## start TASK INPUTS

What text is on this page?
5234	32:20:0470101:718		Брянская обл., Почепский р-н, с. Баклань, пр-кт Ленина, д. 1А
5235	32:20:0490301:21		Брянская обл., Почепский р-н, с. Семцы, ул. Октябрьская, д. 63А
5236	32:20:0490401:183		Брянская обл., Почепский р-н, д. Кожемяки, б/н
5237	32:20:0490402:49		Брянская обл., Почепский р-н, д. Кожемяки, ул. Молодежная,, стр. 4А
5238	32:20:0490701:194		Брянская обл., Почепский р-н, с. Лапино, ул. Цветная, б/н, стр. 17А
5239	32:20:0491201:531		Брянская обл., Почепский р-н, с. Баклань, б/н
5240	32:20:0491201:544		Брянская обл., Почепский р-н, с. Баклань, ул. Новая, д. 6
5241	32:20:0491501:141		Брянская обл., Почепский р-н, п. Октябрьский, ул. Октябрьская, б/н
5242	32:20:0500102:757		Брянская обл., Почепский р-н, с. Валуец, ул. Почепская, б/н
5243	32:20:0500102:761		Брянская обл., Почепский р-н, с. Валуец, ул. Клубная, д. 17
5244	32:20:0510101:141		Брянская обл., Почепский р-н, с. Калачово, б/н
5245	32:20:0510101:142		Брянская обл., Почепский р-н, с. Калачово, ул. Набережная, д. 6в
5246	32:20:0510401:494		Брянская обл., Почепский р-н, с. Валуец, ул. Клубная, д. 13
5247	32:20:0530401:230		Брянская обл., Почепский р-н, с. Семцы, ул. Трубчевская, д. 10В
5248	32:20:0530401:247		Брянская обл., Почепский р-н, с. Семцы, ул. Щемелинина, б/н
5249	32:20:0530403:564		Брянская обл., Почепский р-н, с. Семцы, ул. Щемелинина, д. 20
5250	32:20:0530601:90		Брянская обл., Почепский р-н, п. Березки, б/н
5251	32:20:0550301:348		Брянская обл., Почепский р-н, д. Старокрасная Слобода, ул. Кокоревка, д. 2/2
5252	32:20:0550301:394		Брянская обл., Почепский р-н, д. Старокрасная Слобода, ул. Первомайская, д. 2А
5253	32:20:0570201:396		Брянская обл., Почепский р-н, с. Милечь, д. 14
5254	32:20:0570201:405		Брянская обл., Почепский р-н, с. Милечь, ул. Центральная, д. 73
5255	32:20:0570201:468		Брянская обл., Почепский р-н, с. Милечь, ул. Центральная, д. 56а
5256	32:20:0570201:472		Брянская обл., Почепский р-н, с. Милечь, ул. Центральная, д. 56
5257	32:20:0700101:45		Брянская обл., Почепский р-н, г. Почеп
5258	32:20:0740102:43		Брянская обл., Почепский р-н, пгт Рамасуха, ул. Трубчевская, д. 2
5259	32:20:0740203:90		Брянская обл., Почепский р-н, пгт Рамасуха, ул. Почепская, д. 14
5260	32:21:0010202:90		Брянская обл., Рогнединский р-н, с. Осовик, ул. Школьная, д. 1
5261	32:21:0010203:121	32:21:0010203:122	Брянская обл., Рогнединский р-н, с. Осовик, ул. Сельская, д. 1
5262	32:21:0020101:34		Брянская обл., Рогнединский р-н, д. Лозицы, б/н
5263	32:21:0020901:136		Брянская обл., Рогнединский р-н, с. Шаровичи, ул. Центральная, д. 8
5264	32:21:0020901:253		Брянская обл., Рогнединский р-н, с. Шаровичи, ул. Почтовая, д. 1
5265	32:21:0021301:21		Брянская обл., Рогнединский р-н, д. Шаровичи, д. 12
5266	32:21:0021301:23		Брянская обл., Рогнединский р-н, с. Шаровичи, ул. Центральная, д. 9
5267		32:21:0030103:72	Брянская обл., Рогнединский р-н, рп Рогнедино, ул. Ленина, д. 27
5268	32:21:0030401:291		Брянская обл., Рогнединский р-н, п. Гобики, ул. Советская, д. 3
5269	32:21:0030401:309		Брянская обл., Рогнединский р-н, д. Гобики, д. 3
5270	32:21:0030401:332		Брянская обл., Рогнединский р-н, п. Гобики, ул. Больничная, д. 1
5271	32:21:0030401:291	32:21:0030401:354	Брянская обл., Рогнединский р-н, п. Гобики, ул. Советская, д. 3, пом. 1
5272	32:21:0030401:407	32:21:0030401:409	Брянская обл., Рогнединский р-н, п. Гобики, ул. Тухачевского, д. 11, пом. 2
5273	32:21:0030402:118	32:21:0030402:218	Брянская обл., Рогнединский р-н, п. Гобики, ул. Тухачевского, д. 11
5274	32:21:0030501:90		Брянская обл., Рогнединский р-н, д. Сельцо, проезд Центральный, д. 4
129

## end TASK INPUTS

__EXERCISE DESCRIPTION__:
Show every line from the entries above in which the word "Советская" appears.

__WRITTEN ANSWER__:
5268	32:21:0030401:291		Брянская обл., Рогнединский р-н, п. Гобики, ул. Советская, д. 3
5271	32:21:0030401:291	32:21:0030401:354	Брянская обл., Рогнединский р-н, п. Гобики, ул. Советская, д. 3, пом. 1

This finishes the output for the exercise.